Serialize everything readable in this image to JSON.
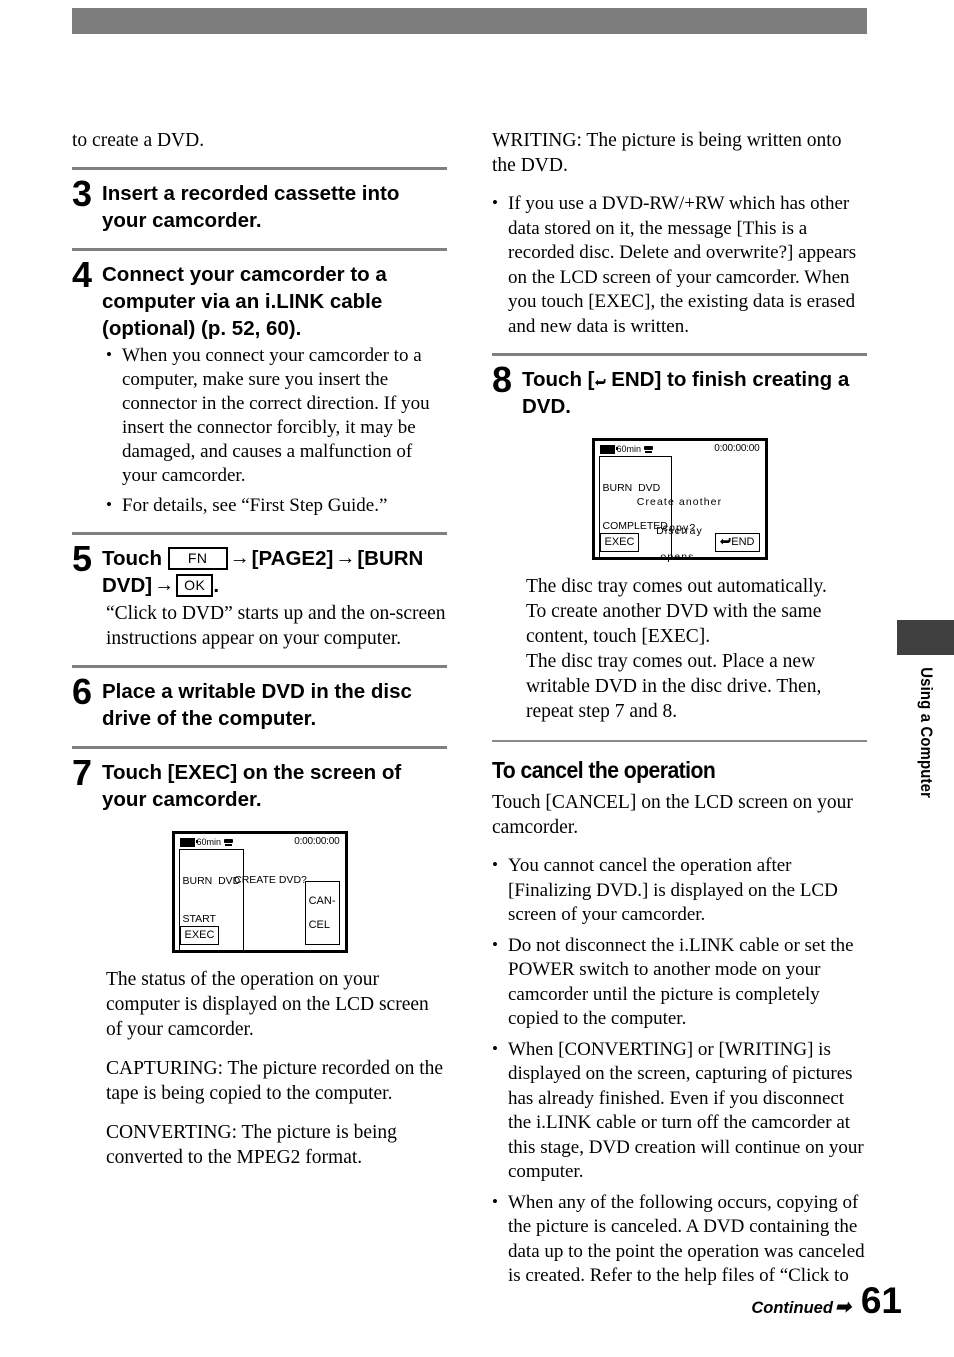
{
  "page": {
    "number": "61",
    "continued_label": "Continued",
    "continued_arrow": "➡",
    "side_tab_label": "Using a Computer"
  },
  "left_column": {
    "intro_text": "to create a DVD.",
    "steps": [
      {
        "number": "3",
        "title": "Insert a recorded cassette into your camcorder."
      },
      {
        "number": "4",
        "title": "Connect your camcorder to a computer via an i.LINK cable (optional) (p. 52, 60).",
        "bullets": [
          "When you connect your camcorder to a computer, make sure you insert the connector in the correct direction. If you insert the connector forcibly, it may be damaged, and causes a malfunction of your camcorder.",
          "For details, see “First Step Guide.”"
        ]
      },
      {
        "number": "5",
        "title_parts": {
          "touch": "Touch",
          "key_fn": "FN",
          "arrow1": "→",
          "page2": "[PAGE2]",
          "arrow2": "→",
          "burn_dvd": "[BURN DVD]",
          "arrow3": "→",
          "key_ok": "OK",
          "period": "."
        },
        "body": "“Click to DVD” starts up and the on-screen instructions appear on your computer."
      },
      {
        "number": "6",
        "title": "Place a writable DVD in the disc drive of the computer."
      },
      {
        "number": "7",
        "title": "Touch [EXEC] on the screen of your camcorder."
      }
    ],
    "lcd_start": {
      "battery_time": "60min",
      "timecode": "0:00:00:00",
      "status_line1": "BURN  DVD",
      "status_line2": "START",
      "message": "CREATE DVD?",
      "button_left": "EXEC",
      "button_right_line1": "CAN-",
      "button_right_line2": "CEL"
    },
    "after_lcd_paragraphs": [
      "The status of the operation on your computer is displayed on the LCD screen of your camcorder.",
      "CAPTURING: The picture recorded on the tape is being copied to the computer.",
      "CONVERTING: The picture is being converted to the MPEG2 format."
    ]
  },
  "right_column": {
    "writing_paragraph": "WRITING: The picture is being written onto the DVD.",
    "writing_bullets": [
      "If you use a DVD-RW/+RW which has other data stored on it, the message [This is a recorded disc. Delete and overwrite?] appears on the LCD screen of your camcorder. When you touch [EXEC], the existing data is erased and new data is written."
    ],
    "step8": {
      "number": "8",
      "title_prefix": "Touch [",
      "title_icon": "return-arrow",
      "title_suffix": " END] to finish creating a DVD."
    },
    "lcd_completed": {
      "battery_time": "60min",
      "timecode": "0:00:00:00",
      "status_line1": "BURN  DVD",
      "status_line2": "COMPLETED",
      "message_line1": "Create another",
      "message_line2": "copy?",
      "message_line3": "Disctray",
      "message_line4": "opens.",
      "button_left": "EXEC",
      "button_right": "END"
    },
    "after_lcd_paragraph": "The disc tray comes out automatically.\nTo create another DVD with the same content, touch [EXEC].\nThe disc tray comes out. Place a new writable DVD in the disc drive. Then, repeat step 7 and 8.",
    "cancel_section": {
      "heading": "To cancel the operation",
      "body": "Touch [CANCEL] on the LCD screen on your camcorder.",
      "bullets": [
        "You cannot cancel the operation after [Finalizing DVD.] is displayed on the LCD screen of your camcorder.",
        "Do not disconnect the i.LINK cable or set the POWER switch to another mode on your camcorder until the picture is completely copied to the computer.",
        "When [CONVERTING] or [WRITING] is displayed on the screen, capturing of pictures has already finished. Even if you disconnect the i.LINK cable or turn off the camcorder at this stage, DVD creation will continue on your computer.",
        "When any of the following occurs, copying of the picture is canceled. A DVD containing the data up to the point the operation was canceled is created. Refer to the help files of “Click to"
      ]
    }
  },
  "colors": {
    "band": "#7d7d7d",
    "rule": "#808080",
    "side_tab": "#3f3f3f"
  }
}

*-*-*

* [WRITTEN TASK]: Reproduce each record above by retyping it exactly; omit all images.

* [SOLUTION TO THIS EXERCISE]:
Serialize everything readable in this image to JSON.
{
  "page": {
    "number": "61",
    "continued_label": "Continued",
    "continued_arrow": "➡",
    "side_tab_label": "Using a Computer"
  },
  "left_column": {
    "intro_text": "to create a DVD.",
    "steps": [
      {
        "number": "3",
        "title": "Insert a recorded cassette into your camcorder."
      },
      {
        "number": "4",
        "title": "Connect your camcorder to a computer via an i.LINK cable (optional) (p. 52, 60).",
        "bullets": [
          "When you connect your camcorder to a computer, make sure you insert the connector in the correct direction. If you insert the connector forcibly, it may be damaged, and causes a malfunction of your camcorder.",
          "For details, see “First Step Guide.”"
        ]
      },
      {
        "number": "5",
        "title_parts": {
          "touch": "Touch",
          "key_fn": "FN",
          "arrow1": "→",
          "page2": "[PAGE2]",
          "arrow2": "→",
          "burn_dvd": "[BURN DVD]",
          "arrow3": "→",
          "key_ok": "OK",
          "period": "."
        },
        "body": "“Click to DVD” starts up and the on-screen instructions appear on your computer."
      },
      {
        "number": "6",
        "title": "Place a writable DVD in the disc drive of the computer."
      },
      {
        "number": "7",
        "title": "Touch [EXEC] on the screen of your camcorder."
      }
    ],
    "lcd_start": {
      "battery_time": "60min",
      "timecode": "0:00:00:00",
      "status_line1": "BURN  DVD",
      "status_line2": "START",
      "message": "CREATE DVD?",
      "button_left": "EXEC",
      "button_right_line1": "CAN-",
      "button_right_line2": "CEL"
    },
    "after_lcd_paragraphs": [
      "The status of the operation on your computer is displayed on the LCD screen of your camcorder.",
      "CAPTURING: The picture recorded on the tape is being copied to the computer.",
      "CONVERTING: The picture is being converted to the MPEG2 format."
    ]
  },
  "right_column": {
    "writing_paragraph": "WRITING: The picture is being written onto the DVD.",
    "writing_bullets": [
      "If you use a DVD-RW/+RW which has other data stored on it, the message [This is a recorded disc. Delete and overwrite?] appears on the LCD screen of your camcorder. When you touch [EXEC], the existing data is erased and new data is written."
    ],
    "step8": {
      "number": "8",
      "title_prefix": "Touch [",
      "title_icon": "return-arrow",
      "title_suffix": " END] to finish creating a DVD."
    },
    "lcd_completed": {
      "battery_time": "60min",
      "timecode": "0:00:00:00",
      "status_line1": "BURN  DVD",
      "status_line2": "COMPLETED",
      "message_line1": "Create another",
      "message_line2": "copy?",
      "message_line3": "Disctray",
      "message_line4": "opens.",
      "button_left": "EXEC",
      "button_right": "END"
    },
    "after_lcd_paragraph": "The disc tray comes out automatically.\nTo create another DVD with the same content, touch [EXEC].\nThe disc tray comes out. Place a new writable DVD in the disc drive. Then, repeat step 7 and 8.",
    "cancel_section": {
      "heading": "To cancel the operation",
      "body": "Touch [CANCEL] on the LCD screen on your camcorder.",
      "bullets": [
        "You cannot cancel the operation after [Finalizing DVD.] is displayed on the LCD screen of your camcorder.",
        "Do not disconnect the i.LINK cable or set the POWER switch to another mode on your camcorder until the picture is completely copied to the computer.",
        "When [CONVERTING] or [WRITING] is displayed on the screen, capturing of pictures has already finished. Even if you disconnect the i.LINK cable or turn off the camcorder at this stage, DVD creation will continue on your computer.",
        "When any of the following occurs, copying of the picture is canceled. A DVD containing the data up to the point the operation was canceled is created. Refer to the help files of “Click to"
      ]
    }
  },
  "colors": {
    "band": "#7d7d7d",
    "rule": "#808080",
    "side_tab": "#3f3f3f"
  }
}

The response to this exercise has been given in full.